··· Given records ···

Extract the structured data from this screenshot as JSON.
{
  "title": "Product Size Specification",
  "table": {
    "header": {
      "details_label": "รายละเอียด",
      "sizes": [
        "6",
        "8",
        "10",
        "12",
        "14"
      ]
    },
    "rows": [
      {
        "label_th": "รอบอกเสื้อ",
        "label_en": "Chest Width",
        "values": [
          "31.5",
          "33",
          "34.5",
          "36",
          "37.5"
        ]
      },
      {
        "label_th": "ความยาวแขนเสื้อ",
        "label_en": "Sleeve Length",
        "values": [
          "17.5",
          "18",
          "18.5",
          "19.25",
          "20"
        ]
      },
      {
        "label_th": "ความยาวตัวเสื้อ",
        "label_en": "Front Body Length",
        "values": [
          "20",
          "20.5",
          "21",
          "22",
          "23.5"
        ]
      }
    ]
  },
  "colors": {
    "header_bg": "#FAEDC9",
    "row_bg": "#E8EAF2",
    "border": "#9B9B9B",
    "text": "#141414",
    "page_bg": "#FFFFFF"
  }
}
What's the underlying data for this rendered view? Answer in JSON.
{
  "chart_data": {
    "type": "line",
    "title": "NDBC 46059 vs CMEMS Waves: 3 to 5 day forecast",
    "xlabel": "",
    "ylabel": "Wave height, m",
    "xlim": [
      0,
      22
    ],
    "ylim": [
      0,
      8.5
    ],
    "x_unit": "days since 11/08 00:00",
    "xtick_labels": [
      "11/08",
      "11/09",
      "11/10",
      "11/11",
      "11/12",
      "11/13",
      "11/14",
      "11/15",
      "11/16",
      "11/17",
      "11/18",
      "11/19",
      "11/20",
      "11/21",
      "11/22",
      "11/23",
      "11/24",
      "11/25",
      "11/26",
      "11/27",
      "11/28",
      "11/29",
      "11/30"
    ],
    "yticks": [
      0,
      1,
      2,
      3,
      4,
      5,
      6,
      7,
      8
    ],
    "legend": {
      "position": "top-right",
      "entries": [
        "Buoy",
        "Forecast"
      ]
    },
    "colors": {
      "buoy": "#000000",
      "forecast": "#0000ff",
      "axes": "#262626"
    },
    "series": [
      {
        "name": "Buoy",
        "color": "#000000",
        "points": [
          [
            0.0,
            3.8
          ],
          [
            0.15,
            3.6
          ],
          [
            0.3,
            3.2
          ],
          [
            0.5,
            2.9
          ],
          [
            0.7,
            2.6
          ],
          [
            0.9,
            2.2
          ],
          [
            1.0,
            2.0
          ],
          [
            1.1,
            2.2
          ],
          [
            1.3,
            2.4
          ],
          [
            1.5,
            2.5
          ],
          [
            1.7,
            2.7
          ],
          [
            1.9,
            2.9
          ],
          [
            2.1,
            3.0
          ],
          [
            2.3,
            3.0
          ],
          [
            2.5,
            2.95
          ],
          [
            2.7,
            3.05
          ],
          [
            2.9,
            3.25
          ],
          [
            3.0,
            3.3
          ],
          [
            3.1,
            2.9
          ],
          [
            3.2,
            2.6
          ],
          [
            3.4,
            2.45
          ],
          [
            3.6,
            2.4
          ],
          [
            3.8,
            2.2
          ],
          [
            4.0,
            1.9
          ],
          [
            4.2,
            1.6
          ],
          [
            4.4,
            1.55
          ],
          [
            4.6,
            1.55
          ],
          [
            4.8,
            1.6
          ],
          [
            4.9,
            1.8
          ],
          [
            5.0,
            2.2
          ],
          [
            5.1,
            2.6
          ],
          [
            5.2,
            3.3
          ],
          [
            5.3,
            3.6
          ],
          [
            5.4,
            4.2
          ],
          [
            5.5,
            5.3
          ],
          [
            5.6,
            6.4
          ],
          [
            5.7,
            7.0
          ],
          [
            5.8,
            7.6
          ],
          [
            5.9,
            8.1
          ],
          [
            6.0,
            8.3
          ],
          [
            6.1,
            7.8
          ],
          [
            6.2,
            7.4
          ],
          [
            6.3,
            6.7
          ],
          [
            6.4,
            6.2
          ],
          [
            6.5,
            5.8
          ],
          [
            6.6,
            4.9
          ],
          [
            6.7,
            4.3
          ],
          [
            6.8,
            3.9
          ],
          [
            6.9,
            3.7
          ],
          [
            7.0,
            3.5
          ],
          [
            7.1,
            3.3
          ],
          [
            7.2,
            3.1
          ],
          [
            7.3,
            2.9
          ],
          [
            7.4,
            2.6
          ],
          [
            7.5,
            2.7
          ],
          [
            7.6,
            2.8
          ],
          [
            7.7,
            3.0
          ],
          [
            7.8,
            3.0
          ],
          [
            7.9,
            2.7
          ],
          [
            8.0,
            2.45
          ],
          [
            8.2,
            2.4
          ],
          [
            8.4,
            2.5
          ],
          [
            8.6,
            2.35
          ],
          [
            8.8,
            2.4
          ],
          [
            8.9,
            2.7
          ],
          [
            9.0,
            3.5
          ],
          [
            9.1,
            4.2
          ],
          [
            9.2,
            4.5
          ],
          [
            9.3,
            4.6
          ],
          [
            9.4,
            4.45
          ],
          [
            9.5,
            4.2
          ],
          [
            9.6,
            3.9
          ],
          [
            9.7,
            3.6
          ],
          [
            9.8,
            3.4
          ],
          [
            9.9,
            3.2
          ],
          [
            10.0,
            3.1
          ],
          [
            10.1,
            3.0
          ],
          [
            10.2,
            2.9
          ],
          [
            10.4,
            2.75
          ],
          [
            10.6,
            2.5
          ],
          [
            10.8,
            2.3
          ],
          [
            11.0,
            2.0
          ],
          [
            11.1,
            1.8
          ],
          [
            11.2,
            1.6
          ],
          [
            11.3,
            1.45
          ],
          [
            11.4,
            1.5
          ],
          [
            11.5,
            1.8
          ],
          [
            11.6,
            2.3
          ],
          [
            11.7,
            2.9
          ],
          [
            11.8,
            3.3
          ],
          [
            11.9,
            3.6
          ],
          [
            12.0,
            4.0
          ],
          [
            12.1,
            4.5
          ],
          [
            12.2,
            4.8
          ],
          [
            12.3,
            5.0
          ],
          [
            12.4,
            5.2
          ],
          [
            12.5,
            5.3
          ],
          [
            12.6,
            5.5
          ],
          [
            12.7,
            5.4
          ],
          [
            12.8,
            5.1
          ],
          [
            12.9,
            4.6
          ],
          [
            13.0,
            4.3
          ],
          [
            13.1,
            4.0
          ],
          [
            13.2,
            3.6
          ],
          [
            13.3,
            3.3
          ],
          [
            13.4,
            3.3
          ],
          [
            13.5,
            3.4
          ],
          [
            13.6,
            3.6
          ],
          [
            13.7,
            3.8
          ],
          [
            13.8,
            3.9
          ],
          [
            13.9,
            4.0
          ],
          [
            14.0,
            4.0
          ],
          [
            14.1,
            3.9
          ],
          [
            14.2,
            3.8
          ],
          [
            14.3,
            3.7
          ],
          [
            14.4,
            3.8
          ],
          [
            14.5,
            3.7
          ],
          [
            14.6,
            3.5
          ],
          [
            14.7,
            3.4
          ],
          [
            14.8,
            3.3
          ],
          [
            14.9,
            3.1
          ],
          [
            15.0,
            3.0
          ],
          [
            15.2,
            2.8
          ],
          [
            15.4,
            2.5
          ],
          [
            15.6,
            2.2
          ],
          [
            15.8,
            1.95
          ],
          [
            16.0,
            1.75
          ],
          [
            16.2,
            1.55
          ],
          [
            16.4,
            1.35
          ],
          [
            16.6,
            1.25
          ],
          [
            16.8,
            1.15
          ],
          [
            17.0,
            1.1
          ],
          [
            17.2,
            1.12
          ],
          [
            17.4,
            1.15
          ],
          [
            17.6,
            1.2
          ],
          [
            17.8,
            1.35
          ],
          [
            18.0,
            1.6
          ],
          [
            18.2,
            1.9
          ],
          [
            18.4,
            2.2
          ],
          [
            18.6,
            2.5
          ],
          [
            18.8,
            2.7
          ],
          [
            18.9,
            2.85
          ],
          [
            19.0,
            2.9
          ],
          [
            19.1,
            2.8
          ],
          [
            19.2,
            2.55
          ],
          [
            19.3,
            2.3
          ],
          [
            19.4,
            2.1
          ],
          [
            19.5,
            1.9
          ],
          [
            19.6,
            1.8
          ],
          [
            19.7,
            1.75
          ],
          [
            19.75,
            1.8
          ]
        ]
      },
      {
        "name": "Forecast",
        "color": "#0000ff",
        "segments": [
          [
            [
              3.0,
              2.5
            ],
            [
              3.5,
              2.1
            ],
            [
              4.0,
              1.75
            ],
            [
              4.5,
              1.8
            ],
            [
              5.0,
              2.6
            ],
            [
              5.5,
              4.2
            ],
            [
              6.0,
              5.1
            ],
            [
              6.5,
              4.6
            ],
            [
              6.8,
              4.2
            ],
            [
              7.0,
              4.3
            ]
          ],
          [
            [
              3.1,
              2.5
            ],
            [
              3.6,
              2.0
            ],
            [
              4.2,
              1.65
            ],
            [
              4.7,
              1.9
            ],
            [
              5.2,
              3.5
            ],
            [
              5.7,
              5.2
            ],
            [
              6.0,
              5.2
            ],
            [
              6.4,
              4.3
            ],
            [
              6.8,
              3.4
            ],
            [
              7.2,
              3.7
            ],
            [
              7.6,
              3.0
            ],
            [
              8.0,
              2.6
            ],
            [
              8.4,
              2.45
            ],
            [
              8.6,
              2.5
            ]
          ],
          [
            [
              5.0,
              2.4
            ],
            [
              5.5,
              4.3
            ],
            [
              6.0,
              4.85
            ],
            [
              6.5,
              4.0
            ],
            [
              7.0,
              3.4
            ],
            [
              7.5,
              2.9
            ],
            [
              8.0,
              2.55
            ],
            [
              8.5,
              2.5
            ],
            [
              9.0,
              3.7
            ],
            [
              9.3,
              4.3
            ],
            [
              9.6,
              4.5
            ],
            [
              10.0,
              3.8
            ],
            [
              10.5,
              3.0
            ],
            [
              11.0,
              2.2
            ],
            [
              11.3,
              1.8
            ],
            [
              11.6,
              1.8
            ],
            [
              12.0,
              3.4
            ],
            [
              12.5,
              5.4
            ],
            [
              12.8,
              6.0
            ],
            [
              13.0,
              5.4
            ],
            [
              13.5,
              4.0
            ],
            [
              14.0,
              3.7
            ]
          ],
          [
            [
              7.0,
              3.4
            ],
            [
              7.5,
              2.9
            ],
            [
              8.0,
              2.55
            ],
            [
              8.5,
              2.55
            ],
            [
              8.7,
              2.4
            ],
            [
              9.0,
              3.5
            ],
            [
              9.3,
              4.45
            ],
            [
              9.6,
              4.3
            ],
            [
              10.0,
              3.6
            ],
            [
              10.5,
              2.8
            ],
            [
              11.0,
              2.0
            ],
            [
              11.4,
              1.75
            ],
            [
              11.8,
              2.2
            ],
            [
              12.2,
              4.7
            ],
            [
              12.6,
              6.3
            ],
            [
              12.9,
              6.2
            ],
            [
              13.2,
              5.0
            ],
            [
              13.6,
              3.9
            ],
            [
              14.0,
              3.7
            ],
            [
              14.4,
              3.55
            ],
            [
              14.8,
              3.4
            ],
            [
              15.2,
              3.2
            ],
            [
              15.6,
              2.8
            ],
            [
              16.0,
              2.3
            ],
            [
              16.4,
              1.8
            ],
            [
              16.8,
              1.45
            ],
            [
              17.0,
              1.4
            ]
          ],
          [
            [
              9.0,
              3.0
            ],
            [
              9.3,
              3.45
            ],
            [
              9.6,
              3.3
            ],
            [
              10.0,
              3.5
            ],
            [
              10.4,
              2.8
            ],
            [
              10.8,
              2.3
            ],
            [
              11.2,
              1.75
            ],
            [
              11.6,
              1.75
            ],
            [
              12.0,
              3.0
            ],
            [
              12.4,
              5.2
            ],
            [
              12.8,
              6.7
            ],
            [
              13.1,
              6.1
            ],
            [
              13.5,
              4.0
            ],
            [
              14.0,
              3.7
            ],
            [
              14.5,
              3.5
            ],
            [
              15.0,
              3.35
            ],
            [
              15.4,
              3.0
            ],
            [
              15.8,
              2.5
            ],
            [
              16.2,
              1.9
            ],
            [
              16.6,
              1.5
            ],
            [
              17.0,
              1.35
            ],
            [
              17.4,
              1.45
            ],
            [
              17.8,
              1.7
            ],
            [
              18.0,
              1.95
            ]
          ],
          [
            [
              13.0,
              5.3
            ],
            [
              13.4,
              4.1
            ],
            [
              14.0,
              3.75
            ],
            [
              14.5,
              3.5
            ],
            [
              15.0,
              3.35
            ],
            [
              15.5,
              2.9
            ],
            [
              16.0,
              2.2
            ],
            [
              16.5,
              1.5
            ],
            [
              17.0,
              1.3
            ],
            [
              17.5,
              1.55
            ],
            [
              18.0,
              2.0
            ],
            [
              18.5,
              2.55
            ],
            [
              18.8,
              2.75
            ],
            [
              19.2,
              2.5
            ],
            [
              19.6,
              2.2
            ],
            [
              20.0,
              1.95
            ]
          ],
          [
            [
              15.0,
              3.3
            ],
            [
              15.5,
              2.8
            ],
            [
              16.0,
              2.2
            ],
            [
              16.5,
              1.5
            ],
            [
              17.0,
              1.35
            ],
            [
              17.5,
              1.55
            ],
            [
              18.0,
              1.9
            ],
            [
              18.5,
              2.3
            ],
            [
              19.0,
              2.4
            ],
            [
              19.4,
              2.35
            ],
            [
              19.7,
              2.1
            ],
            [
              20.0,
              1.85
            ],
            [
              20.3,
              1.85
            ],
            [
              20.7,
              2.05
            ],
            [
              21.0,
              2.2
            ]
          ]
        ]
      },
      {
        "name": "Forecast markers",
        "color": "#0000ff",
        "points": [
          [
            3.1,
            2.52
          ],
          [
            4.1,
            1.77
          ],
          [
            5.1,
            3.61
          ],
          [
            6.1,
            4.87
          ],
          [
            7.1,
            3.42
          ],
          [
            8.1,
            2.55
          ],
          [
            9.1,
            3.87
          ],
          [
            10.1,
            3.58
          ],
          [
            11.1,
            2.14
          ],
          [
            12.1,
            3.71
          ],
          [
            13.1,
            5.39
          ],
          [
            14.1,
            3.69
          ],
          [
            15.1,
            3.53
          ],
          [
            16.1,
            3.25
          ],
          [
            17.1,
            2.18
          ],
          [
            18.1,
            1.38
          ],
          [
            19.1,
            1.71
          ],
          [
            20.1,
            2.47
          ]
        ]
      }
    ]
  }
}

···

Go through the data and gather every line that holds "this".

Extract the structured data from this screenshot as JSON.
What's the underlying data for this rendered view? Answer in JSON.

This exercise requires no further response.